* **Objective**
Set out each line from the following listing that includes the word "theoretical".

* **Exercise input**

———

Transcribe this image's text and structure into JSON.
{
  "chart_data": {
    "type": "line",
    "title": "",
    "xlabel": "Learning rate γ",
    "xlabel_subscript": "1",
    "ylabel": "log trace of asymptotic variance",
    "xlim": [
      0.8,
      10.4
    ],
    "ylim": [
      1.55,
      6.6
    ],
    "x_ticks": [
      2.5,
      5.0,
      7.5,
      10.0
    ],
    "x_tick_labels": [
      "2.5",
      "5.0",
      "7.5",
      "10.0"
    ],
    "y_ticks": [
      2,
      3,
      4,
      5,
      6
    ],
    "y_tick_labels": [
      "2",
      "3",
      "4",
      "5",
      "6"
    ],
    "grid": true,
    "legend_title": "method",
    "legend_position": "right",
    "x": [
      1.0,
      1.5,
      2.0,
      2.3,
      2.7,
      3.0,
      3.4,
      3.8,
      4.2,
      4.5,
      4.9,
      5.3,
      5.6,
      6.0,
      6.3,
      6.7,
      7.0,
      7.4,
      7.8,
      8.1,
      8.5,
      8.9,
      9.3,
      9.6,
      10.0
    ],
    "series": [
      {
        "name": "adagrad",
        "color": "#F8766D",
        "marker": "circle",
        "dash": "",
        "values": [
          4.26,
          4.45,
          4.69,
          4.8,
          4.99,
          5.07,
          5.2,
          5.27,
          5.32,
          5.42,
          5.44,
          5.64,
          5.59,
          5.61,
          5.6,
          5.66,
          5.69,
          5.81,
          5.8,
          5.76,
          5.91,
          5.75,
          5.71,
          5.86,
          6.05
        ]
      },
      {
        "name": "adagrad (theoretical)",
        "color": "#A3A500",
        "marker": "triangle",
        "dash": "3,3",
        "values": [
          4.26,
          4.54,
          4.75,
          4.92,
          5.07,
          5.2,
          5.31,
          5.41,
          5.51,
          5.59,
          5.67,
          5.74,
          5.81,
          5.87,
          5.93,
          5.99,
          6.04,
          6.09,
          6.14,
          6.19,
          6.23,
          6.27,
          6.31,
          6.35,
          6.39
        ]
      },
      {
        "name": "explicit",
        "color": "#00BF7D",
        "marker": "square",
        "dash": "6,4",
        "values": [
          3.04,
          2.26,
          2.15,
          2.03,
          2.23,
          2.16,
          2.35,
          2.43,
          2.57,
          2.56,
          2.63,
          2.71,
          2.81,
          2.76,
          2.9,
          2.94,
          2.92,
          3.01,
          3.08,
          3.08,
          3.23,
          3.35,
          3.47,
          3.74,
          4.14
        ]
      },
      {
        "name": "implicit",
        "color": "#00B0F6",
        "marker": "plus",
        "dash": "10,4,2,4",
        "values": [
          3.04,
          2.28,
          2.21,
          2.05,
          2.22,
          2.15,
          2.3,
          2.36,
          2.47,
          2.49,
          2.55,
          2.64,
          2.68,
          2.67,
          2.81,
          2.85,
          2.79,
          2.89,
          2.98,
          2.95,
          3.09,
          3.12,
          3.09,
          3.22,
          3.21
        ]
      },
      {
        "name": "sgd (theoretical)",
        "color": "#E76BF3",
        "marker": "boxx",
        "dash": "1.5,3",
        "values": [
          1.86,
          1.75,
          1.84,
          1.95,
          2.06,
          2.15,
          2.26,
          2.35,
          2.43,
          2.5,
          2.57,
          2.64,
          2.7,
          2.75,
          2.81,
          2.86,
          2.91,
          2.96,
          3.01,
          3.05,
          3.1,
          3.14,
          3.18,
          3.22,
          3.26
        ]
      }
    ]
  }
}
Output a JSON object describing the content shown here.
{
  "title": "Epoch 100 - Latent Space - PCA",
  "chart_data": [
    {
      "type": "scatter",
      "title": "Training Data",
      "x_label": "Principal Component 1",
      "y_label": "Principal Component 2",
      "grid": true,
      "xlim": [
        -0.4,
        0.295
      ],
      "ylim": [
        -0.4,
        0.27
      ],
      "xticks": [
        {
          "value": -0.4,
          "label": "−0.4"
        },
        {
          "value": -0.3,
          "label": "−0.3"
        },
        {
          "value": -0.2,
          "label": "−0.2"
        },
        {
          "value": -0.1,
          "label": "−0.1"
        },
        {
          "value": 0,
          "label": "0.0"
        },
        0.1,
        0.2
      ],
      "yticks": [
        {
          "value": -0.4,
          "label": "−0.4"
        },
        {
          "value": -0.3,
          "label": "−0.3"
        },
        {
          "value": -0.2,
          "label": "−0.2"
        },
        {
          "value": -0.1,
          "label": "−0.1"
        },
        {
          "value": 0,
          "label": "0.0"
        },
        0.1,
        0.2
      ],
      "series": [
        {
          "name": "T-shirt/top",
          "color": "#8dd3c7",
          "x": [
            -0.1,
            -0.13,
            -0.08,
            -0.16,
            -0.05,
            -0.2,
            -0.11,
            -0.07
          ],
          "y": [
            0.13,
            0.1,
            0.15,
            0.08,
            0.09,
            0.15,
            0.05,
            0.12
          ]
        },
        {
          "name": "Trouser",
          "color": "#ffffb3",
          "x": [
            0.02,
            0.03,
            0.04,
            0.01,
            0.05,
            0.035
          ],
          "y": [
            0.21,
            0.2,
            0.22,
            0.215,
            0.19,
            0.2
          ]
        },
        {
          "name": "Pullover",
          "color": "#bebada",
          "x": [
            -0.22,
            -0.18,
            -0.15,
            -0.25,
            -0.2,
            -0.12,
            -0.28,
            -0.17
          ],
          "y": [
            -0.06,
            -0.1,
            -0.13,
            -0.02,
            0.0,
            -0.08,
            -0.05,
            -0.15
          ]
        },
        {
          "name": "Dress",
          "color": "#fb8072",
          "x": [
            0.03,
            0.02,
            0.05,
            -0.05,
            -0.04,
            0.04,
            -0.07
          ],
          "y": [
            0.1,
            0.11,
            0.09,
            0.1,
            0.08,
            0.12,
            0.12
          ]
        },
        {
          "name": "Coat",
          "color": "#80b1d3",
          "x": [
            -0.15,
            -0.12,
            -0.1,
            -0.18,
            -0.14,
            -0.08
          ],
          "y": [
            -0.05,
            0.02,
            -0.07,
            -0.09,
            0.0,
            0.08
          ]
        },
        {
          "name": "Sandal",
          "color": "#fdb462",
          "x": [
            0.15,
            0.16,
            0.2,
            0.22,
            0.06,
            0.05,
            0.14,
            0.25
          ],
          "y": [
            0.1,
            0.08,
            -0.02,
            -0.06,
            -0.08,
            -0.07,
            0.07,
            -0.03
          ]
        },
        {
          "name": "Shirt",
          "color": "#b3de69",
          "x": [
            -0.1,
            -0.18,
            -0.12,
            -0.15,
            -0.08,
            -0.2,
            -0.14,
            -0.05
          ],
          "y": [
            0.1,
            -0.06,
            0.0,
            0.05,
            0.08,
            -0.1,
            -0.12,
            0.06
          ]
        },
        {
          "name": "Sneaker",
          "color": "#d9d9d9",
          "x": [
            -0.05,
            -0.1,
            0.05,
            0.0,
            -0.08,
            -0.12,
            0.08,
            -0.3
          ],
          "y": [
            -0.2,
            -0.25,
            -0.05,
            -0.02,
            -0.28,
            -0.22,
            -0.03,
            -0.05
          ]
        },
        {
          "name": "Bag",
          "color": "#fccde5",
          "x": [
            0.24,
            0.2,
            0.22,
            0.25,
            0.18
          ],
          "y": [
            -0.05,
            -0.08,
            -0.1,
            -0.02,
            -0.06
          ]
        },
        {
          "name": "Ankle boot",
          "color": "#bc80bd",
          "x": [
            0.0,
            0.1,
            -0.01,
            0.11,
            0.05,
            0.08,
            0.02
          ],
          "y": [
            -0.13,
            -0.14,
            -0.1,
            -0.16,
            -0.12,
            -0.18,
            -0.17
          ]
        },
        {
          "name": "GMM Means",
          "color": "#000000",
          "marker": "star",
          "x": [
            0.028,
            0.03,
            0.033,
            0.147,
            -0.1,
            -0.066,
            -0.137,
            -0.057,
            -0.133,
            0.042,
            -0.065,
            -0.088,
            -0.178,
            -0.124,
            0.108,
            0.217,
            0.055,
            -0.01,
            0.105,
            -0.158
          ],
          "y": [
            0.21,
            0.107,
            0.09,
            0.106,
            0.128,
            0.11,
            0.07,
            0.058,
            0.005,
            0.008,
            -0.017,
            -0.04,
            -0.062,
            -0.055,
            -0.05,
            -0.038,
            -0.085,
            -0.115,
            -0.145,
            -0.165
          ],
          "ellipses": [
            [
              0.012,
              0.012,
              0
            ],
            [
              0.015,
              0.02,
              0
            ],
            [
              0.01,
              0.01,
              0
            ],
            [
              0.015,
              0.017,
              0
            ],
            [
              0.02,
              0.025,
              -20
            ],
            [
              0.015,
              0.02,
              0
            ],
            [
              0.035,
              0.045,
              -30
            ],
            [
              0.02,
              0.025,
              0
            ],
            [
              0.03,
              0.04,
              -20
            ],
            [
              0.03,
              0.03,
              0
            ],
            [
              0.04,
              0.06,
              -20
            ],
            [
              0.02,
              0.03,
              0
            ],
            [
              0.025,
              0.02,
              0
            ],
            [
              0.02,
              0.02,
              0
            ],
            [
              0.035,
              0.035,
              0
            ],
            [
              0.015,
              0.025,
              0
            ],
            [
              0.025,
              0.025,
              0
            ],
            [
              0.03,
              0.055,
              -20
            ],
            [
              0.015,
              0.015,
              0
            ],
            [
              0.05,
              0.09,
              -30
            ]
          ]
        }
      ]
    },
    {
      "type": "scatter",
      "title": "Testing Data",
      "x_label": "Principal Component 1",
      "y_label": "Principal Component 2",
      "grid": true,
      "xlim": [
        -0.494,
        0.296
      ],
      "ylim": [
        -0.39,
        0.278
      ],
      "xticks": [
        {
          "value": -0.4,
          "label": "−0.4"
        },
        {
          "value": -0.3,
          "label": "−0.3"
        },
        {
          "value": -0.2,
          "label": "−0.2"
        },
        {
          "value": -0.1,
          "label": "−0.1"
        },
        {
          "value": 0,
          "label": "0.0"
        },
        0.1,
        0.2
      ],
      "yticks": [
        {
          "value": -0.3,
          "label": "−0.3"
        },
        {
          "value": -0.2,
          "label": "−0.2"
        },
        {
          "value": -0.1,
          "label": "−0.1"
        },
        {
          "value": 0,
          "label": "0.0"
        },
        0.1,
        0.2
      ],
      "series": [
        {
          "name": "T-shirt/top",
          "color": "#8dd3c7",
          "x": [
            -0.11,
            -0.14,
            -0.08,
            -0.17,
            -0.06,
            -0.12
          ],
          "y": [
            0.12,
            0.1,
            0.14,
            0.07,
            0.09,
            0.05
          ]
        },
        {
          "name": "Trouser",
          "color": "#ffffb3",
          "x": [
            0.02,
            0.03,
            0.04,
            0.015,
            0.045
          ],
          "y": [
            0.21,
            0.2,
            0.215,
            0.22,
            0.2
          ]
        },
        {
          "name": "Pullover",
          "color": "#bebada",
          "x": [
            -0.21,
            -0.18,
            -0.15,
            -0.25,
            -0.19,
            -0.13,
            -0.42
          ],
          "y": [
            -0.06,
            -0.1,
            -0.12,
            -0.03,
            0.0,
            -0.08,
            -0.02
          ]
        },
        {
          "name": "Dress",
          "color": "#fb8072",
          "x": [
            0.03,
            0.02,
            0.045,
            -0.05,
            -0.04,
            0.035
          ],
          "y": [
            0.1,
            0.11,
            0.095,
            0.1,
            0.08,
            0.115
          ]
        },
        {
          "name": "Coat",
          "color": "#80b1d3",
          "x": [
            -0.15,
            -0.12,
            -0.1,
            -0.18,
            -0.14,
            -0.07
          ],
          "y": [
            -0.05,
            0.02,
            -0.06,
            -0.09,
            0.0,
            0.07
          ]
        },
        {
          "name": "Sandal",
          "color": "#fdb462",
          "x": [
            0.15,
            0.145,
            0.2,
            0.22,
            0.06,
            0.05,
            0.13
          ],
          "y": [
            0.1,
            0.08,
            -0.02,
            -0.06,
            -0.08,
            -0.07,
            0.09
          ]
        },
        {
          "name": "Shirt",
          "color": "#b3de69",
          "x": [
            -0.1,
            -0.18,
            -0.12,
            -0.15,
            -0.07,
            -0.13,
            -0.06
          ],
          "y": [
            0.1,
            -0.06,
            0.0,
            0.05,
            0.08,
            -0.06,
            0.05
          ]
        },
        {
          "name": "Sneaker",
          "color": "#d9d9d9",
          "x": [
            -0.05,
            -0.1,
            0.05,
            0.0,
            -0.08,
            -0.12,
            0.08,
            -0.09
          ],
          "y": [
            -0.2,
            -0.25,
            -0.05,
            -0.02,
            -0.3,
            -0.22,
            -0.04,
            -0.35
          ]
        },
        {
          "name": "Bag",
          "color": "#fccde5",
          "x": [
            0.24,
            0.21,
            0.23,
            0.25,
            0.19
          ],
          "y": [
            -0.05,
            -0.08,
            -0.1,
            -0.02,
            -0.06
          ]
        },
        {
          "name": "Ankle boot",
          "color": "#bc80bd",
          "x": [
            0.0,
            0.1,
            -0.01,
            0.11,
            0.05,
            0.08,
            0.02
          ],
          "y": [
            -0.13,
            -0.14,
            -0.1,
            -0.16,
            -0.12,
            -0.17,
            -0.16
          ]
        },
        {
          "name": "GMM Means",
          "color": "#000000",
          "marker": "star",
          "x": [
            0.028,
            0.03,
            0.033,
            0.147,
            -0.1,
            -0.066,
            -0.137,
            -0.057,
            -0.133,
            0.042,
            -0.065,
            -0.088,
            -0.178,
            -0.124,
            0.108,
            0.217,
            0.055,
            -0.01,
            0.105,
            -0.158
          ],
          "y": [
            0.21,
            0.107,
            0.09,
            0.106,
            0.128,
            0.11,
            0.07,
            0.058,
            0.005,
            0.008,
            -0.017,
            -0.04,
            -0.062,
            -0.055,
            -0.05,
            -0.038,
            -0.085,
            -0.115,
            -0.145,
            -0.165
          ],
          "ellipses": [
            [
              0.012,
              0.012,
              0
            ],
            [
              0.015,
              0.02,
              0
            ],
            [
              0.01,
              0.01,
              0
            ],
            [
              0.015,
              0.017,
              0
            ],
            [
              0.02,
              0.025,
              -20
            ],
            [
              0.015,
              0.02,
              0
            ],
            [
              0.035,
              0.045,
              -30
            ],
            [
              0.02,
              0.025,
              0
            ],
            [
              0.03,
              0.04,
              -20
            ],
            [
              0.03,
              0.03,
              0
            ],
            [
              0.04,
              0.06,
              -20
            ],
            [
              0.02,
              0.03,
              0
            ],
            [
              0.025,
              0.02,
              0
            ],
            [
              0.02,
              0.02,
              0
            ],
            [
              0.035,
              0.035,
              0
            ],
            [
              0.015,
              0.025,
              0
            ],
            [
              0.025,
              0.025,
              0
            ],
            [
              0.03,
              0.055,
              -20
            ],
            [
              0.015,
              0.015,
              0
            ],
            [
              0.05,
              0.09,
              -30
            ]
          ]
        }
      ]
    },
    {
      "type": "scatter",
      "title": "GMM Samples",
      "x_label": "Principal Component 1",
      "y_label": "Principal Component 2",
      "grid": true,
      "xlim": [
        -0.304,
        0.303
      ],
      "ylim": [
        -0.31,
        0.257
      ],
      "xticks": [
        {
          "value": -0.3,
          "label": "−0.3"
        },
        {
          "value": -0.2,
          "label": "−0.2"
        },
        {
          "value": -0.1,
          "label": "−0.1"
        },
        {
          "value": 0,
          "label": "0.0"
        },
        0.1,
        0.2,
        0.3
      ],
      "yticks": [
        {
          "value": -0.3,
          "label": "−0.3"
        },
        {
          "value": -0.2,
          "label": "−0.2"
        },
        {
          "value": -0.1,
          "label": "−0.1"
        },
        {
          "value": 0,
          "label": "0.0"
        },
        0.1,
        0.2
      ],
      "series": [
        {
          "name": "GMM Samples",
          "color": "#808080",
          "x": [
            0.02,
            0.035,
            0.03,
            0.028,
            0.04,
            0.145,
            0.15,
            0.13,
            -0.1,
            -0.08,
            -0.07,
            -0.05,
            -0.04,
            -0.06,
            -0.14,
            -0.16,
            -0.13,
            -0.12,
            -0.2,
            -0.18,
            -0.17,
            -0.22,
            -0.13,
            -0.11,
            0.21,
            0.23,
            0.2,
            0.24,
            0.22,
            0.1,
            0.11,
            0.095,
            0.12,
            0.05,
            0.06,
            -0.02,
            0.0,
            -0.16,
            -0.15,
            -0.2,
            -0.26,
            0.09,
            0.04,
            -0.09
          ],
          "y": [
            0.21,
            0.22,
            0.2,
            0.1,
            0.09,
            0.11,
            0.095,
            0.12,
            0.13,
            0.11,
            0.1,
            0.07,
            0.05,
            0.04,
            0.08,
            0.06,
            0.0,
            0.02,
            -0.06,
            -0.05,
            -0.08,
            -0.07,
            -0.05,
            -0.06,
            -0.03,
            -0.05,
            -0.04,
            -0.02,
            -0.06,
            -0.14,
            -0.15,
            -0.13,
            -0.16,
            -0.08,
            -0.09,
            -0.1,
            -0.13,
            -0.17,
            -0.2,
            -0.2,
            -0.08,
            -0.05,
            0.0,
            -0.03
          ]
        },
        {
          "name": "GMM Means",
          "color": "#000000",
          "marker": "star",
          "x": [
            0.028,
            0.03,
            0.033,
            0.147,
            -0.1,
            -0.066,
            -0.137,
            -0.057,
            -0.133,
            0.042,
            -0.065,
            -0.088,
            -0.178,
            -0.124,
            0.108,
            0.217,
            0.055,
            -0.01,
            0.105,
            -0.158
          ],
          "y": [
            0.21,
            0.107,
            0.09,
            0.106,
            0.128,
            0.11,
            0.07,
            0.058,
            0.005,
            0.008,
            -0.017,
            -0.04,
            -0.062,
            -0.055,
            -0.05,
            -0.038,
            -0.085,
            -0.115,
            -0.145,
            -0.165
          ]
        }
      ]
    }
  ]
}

———

* **Correct result**
        "name": "adagrad (theoretical)",
        "name": "sgd (theoretical)",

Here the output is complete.